TEXT SECTION:

::::

Minister of Education of Austria
- In office 20 May 1932 – 24 May 1933
- Chancellor: Engelbert Dollfuss
- Preceded by: Emmerich Czermak [de]
- Succeeded by: Kurt Schuschnigg
- In office 25 June 1926 – 20 October 1926
- Chancellor: Rudolf Ramek
- Preceded by: Josef Resch [de]
- Succeeded by: Richard Schmitz

Personal details
- Born: Antonius Ludwig Carl Florentius Paul Rintelen 15 November 1876 Graz, Austria-Hungary
- Died: 28 January 1946 (aged 69) Graz, Allied-occupied Austria
- Party: Christian Social Party Nazi Party
- Alma mater: Charles University in Prague
- Known for: Having a leading role in the July Putsch

= Anton Rintelen =

Austrian academic, jurist and politician (1876–1946)

Anton Rintelen (born Antonius Ludwig Carl Florentius Paul Rintelen; 15 November 1876 – 28 January 1946) was an Austrian academic, jurist and politician. Initially associated with the right wing Christian Social Party, he became involved in the July Putsch, a Nazi coup d'état plot, in 1934.

::::

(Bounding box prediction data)
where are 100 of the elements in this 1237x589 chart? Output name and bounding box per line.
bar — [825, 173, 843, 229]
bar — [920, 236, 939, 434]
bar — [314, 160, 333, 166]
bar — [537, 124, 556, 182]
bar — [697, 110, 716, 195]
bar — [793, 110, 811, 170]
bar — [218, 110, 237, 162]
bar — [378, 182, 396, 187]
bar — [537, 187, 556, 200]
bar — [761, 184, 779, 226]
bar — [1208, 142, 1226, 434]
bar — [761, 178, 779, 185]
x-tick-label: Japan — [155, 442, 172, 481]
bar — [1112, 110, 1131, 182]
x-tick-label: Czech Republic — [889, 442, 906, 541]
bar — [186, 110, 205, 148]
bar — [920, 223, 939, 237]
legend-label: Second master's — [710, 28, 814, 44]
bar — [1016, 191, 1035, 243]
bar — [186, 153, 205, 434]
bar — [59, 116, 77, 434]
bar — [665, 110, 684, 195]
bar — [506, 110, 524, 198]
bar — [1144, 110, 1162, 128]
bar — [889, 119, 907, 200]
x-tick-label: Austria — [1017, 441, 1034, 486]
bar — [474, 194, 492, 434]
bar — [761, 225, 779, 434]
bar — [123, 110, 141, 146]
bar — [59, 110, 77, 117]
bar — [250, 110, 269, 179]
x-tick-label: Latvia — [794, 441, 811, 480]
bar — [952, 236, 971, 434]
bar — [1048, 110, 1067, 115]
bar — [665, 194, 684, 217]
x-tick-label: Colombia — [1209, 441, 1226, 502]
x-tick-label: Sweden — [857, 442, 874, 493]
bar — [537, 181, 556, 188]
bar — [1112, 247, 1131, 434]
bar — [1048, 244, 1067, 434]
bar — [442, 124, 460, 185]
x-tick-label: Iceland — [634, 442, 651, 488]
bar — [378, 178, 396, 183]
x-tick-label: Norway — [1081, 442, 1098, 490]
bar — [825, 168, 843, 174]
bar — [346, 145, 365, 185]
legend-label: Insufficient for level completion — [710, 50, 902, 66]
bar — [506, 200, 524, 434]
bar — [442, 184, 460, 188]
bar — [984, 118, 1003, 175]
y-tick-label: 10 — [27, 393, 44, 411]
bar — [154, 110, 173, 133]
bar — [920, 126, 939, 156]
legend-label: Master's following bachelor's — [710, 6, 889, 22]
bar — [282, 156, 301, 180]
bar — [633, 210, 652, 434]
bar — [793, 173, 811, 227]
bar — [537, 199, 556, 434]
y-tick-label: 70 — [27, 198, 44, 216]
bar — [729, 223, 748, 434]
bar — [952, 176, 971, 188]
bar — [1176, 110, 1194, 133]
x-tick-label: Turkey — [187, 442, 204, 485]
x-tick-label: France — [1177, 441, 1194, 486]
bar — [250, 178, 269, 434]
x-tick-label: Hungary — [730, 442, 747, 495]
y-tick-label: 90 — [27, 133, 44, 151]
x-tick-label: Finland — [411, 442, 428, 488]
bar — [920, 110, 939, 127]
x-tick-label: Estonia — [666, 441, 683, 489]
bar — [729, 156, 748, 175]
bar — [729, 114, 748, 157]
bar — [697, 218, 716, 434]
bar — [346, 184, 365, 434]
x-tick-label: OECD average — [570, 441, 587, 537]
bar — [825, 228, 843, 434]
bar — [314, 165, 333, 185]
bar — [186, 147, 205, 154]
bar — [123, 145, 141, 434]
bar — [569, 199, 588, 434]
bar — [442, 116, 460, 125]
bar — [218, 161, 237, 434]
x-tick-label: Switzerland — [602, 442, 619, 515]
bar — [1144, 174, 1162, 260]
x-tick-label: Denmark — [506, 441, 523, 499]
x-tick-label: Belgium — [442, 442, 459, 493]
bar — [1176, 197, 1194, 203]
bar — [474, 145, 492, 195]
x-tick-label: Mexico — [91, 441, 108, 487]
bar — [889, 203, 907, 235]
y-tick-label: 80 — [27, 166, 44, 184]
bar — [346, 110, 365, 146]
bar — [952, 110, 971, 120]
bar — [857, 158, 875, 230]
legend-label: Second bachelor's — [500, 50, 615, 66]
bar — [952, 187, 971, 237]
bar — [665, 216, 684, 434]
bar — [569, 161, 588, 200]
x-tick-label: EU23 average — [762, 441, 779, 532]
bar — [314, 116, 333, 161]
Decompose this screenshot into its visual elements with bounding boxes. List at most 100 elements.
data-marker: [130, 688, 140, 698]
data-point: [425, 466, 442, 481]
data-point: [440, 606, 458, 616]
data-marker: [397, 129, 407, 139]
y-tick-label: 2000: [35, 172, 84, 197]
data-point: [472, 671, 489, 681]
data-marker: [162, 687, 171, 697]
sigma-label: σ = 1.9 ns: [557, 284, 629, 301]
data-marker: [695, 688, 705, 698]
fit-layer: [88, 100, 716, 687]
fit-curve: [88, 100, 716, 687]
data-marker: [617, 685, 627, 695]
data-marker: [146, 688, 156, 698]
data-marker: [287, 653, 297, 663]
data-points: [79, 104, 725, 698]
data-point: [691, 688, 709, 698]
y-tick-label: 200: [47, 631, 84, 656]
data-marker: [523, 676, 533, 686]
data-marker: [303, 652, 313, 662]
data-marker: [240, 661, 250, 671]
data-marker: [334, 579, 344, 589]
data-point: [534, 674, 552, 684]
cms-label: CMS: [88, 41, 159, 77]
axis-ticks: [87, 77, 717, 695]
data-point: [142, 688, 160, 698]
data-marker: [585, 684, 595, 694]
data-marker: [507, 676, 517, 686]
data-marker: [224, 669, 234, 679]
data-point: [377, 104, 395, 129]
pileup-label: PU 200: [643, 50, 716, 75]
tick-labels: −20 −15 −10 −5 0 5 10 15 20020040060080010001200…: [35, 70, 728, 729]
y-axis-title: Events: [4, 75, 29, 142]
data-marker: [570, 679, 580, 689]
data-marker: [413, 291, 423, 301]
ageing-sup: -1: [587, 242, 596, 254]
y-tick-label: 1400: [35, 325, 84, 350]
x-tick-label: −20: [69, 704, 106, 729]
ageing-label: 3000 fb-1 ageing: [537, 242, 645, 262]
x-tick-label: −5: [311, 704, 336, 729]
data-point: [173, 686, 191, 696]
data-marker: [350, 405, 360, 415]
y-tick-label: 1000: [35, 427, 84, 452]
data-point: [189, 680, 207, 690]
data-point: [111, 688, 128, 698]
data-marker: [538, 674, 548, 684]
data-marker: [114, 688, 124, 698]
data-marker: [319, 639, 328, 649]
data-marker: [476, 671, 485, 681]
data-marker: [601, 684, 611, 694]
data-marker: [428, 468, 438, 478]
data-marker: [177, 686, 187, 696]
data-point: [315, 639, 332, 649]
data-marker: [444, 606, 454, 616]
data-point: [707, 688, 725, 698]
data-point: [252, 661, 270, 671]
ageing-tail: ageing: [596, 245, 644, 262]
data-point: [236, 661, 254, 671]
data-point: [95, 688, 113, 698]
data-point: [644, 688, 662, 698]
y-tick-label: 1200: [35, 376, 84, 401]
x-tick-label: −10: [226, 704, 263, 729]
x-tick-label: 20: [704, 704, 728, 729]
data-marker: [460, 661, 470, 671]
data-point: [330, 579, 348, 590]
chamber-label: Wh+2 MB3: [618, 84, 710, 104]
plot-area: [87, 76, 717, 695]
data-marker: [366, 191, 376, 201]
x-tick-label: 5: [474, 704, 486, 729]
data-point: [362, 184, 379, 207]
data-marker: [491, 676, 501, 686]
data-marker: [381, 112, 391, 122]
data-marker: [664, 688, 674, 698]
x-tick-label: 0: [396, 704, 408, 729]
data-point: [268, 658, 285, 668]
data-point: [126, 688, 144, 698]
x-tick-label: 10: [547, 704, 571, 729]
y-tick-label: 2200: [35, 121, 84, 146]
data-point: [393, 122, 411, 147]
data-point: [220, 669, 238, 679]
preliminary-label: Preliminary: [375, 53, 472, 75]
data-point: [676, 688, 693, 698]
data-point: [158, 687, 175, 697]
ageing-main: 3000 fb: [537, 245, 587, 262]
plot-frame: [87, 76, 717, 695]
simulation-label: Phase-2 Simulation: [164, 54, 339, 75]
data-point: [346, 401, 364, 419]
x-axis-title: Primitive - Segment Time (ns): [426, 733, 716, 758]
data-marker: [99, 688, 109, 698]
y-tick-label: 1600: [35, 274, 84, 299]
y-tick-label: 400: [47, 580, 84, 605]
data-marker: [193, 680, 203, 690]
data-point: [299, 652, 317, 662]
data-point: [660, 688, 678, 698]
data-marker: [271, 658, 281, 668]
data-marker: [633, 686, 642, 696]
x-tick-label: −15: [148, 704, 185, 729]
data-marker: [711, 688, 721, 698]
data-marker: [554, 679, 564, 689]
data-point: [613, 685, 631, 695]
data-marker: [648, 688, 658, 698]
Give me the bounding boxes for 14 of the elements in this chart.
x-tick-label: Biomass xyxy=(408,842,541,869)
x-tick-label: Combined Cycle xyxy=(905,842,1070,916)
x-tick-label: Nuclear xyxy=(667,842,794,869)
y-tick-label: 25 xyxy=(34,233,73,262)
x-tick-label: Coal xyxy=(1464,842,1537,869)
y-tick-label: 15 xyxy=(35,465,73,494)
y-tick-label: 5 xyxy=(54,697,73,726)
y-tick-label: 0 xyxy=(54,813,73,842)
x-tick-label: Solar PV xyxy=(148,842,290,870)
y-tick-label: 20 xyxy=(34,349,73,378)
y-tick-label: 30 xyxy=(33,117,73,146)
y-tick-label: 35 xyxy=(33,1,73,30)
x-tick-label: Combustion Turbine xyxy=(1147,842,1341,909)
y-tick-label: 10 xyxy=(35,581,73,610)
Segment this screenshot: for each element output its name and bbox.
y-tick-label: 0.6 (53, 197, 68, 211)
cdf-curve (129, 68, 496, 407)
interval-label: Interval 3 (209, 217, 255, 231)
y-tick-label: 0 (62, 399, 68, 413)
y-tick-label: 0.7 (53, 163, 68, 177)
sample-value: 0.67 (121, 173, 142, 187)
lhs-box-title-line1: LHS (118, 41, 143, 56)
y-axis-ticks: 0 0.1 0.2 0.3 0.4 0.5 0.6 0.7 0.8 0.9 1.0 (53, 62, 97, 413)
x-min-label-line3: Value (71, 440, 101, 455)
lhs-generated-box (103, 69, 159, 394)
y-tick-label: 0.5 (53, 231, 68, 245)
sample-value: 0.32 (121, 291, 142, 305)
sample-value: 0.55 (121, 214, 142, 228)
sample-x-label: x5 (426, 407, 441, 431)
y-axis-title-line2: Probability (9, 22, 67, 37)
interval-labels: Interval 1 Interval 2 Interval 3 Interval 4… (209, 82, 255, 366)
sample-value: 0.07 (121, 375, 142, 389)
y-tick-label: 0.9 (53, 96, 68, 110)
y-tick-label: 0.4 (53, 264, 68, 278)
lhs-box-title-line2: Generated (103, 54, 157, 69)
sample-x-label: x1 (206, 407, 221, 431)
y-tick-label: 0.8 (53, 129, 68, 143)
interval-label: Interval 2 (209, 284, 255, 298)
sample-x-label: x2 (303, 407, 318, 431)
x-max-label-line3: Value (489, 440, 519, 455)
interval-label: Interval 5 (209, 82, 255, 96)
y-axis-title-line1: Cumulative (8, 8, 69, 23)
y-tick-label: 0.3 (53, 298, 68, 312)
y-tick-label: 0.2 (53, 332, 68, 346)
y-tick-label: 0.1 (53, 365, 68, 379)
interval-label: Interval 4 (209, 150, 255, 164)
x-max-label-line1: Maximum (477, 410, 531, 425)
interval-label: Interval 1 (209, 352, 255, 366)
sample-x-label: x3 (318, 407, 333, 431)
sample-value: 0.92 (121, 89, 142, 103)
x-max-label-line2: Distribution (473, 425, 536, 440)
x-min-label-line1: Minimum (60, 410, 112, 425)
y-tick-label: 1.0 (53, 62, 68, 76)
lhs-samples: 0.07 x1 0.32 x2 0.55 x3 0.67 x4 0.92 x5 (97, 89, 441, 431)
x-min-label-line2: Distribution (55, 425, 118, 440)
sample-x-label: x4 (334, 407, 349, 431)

::::

EXERCISE OBJECTIVE: Transcribe the passage of the Anton Rintelen text above that opens with the words containing "Personal details" and closes with "plot, in 1934.".

EXERCISE SOLUTION:
Personal details
- Born: Antonius Ludwig Carl Florentius Paul Rintelen 15 November 1876 Graz, Austria-Hungary
- Died: 28 January 1946 (aged 69) Graz, Allied-occupied Austria
- Party: Christian Social Party Nazi Party
- Alma mater: Charles University in Prague
- Known for: Having a leading role in the July Putsch

= Anton Rintelen =

Austrian academic, jurist and politician (1876–1946)

Anton Rintelen (born Antonius Ludwig Carl Florentius Paul Rintelen; 15 November 1876 – 28 January 1946) was an Austrian academic, jurist and politician. Initially associated with the right wing Christian Social Party, he became involved in the July Putsch, a Nazi coup d'état plot, in 1934.